▸ WHAT IS NEEDED: Every line below that mentions the word "structured" should be copied out.

▸ STORED ROWS:
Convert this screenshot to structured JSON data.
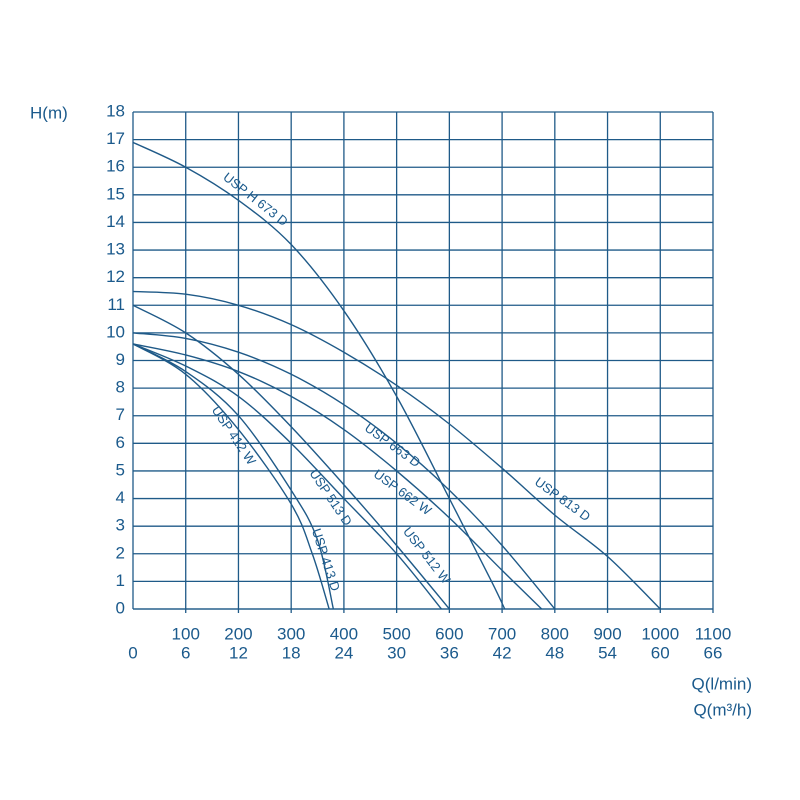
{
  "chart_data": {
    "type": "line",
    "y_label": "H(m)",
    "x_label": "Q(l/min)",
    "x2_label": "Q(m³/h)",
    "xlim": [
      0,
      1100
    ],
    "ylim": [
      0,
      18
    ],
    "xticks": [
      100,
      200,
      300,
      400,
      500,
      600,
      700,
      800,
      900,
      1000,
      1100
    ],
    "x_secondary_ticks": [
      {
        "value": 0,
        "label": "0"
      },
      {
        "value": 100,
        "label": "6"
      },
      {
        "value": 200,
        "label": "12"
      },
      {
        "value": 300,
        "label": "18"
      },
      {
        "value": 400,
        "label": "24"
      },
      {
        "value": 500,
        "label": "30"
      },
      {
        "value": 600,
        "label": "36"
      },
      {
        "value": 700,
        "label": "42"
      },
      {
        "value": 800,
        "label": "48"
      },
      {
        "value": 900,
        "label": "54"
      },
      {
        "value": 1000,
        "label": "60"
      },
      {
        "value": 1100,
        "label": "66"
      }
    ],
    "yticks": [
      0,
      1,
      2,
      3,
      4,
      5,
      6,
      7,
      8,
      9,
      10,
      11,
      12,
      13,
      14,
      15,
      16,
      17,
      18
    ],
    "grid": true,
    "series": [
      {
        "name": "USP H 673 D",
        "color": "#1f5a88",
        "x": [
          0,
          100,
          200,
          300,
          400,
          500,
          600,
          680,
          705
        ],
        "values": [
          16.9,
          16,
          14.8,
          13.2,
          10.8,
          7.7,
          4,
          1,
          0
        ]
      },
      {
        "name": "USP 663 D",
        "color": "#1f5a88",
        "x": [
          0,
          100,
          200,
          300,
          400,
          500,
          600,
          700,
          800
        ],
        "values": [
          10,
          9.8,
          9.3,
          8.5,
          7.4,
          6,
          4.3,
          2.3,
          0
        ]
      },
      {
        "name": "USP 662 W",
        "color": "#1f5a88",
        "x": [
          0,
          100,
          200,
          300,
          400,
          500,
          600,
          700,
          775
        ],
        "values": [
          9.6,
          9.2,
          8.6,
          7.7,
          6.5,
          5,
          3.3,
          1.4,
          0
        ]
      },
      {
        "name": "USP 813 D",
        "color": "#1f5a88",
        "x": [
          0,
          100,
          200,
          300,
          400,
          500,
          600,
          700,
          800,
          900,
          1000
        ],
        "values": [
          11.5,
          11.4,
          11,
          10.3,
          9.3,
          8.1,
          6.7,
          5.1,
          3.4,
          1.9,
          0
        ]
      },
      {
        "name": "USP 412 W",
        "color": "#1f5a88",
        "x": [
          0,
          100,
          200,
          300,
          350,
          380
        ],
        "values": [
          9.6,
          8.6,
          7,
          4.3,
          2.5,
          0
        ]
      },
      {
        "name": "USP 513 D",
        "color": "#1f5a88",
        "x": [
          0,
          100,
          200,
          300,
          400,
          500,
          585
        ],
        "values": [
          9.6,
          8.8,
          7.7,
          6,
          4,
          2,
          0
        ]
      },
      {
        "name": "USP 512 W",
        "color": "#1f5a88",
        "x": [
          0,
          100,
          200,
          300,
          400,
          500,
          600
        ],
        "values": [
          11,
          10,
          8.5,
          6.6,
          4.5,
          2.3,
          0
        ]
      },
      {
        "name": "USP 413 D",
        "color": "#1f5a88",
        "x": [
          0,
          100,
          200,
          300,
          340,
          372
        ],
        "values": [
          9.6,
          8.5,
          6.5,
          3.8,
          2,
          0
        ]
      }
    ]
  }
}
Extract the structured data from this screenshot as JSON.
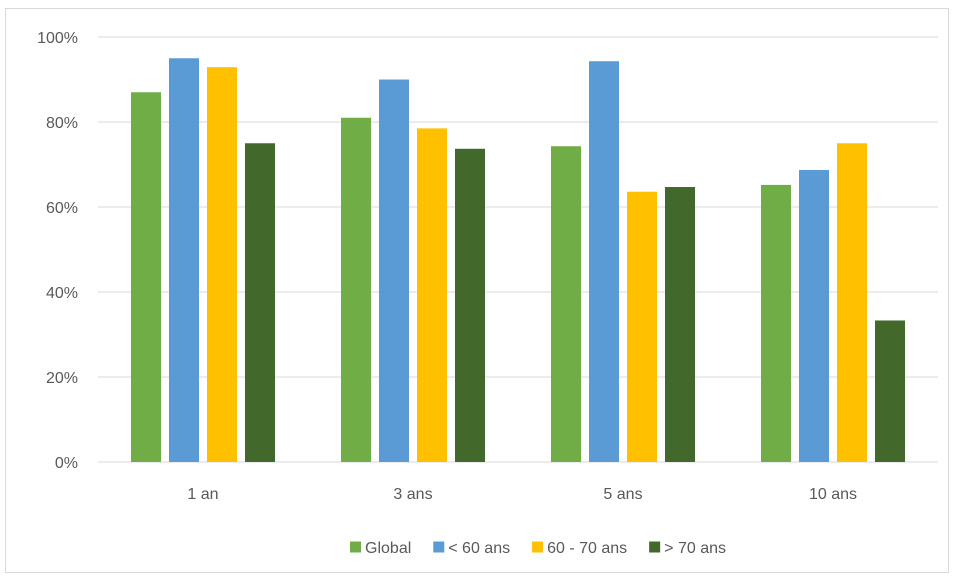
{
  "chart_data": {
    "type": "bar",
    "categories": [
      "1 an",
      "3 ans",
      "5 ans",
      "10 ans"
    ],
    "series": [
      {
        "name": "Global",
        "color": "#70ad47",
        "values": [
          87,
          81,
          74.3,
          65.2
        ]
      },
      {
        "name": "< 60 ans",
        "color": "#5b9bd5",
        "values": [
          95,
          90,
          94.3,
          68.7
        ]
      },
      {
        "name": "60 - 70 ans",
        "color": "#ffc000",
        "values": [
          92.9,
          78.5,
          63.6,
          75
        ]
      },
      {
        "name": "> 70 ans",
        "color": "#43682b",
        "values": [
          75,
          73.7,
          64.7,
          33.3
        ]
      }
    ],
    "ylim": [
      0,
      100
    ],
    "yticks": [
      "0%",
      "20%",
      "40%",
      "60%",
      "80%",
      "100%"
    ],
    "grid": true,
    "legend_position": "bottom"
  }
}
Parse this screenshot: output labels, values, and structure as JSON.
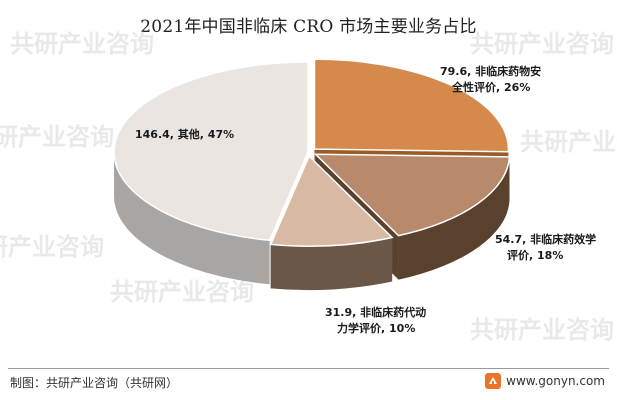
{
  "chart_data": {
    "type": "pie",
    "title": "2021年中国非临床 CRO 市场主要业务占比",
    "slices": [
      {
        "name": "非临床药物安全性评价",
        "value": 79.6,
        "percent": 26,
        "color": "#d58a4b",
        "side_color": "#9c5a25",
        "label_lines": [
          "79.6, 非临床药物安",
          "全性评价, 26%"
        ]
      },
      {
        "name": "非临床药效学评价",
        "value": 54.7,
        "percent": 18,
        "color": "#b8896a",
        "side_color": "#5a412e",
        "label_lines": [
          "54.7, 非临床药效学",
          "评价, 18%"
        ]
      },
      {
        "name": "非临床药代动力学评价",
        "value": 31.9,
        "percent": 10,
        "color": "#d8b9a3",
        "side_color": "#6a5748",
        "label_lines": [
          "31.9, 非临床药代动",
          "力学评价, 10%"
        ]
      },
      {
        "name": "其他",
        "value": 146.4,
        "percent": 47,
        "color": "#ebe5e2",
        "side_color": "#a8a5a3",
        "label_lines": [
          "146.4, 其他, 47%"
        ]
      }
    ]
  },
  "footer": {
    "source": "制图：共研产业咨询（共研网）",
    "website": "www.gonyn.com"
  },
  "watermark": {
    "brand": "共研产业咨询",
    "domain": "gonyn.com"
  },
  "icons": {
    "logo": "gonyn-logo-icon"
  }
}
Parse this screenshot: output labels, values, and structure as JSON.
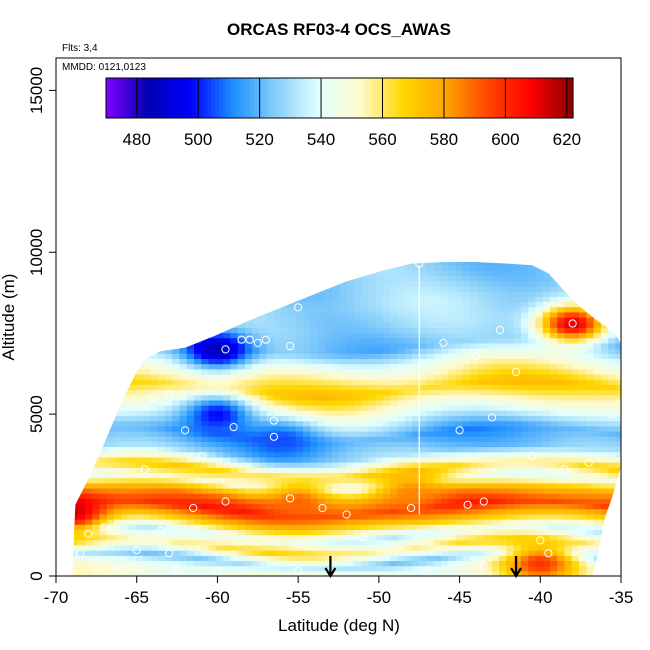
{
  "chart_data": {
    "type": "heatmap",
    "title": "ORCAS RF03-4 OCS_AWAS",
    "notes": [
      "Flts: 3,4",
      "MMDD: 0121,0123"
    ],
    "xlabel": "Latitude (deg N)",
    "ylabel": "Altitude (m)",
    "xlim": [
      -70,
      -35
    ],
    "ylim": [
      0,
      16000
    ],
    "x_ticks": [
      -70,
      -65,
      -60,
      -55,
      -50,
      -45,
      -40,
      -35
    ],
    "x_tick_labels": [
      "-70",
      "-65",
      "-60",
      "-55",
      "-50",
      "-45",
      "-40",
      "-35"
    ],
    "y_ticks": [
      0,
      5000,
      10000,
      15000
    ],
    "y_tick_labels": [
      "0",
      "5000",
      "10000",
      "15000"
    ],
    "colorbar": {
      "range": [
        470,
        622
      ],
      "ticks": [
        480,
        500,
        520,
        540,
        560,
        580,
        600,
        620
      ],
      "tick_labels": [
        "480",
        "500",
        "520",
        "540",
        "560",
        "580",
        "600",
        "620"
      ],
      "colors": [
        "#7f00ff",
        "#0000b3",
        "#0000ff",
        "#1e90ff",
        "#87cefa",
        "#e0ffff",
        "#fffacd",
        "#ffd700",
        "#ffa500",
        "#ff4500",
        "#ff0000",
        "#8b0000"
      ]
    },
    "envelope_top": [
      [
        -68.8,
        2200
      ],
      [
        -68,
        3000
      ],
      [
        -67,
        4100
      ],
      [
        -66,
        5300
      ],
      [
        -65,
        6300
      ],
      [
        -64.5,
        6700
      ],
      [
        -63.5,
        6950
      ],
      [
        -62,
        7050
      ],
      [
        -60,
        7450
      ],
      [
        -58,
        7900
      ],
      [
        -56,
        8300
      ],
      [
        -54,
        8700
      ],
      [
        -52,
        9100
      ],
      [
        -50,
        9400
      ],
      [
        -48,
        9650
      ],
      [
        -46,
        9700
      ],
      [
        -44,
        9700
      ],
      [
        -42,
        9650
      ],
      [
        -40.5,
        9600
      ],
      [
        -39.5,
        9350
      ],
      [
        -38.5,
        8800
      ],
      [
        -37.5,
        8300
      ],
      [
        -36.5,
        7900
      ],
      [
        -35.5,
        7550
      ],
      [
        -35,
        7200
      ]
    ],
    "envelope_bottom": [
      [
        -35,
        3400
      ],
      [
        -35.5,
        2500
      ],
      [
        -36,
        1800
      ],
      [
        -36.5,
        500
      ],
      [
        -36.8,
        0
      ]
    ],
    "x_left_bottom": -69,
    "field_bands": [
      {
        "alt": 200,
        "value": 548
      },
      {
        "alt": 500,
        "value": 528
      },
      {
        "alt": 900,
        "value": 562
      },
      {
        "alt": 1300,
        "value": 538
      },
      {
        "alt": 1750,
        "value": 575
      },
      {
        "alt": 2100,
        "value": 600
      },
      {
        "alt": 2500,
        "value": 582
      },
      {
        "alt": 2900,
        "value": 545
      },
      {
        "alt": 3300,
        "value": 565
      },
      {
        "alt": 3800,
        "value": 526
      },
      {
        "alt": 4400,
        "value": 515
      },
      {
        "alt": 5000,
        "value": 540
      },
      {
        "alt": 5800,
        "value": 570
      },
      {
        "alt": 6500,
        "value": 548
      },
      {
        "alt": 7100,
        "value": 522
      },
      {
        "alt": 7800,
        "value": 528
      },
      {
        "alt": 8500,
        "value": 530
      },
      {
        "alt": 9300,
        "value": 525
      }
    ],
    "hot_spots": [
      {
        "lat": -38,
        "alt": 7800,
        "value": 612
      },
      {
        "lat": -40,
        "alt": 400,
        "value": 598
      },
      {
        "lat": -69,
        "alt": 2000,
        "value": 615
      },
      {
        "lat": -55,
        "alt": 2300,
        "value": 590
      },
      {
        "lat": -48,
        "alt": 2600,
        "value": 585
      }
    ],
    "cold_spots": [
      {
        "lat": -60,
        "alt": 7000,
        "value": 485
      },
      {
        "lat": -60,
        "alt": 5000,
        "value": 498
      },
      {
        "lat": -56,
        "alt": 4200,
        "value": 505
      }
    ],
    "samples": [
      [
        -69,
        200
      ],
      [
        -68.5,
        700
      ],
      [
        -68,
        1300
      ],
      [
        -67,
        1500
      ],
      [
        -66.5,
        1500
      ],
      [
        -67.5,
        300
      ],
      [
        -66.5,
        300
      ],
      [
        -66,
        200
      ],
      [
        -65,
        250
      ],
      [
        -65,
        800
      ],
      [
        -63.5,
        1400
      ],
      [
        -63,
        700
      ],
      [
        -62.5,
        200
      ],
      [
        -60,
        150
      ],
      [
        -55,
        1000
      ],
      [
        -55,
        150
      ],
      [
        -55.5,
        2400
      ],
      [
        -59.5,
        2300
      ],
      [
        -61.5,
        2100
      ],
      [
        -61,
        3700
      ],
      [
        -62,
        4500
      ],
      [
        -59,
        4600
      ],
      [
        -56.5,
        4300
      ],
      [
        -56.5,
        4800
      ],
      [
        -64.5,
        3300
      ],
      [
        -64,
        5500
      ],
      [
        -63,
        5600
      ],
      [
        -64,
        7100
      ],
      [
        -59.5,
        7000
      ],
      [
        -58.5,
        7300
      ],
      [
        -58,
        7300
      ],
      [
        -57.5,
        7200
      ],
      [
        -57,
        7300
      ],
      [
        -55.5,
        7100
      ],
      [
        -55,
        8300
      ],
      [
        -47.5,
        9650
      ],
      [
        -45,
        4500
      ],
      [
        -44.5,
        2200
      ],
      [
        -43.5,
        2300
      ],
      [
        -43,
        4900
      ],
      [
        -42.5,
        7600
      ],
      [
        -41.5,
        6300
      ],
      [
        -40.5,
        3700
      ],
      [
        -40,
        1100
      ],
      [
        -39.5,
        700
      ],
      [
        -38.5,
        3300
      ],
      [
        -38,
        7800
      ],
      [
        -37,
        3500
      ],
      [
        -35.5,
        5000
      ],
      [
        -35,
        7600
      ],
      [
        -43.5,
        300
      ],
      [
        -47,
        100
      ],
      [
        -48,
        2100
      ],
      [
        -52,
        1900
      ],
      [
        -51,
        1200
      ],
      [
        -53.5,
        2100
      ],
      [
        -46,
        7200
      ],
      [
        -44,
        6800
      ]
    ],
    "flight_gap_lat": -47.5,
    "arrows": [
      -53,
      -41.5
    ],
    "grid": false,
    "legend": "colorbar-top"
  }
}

▸ RESULT FOR THIS TASK:
Convert this screenshot to structured JSON data.
Extract the structured data from this screenshot as JSON.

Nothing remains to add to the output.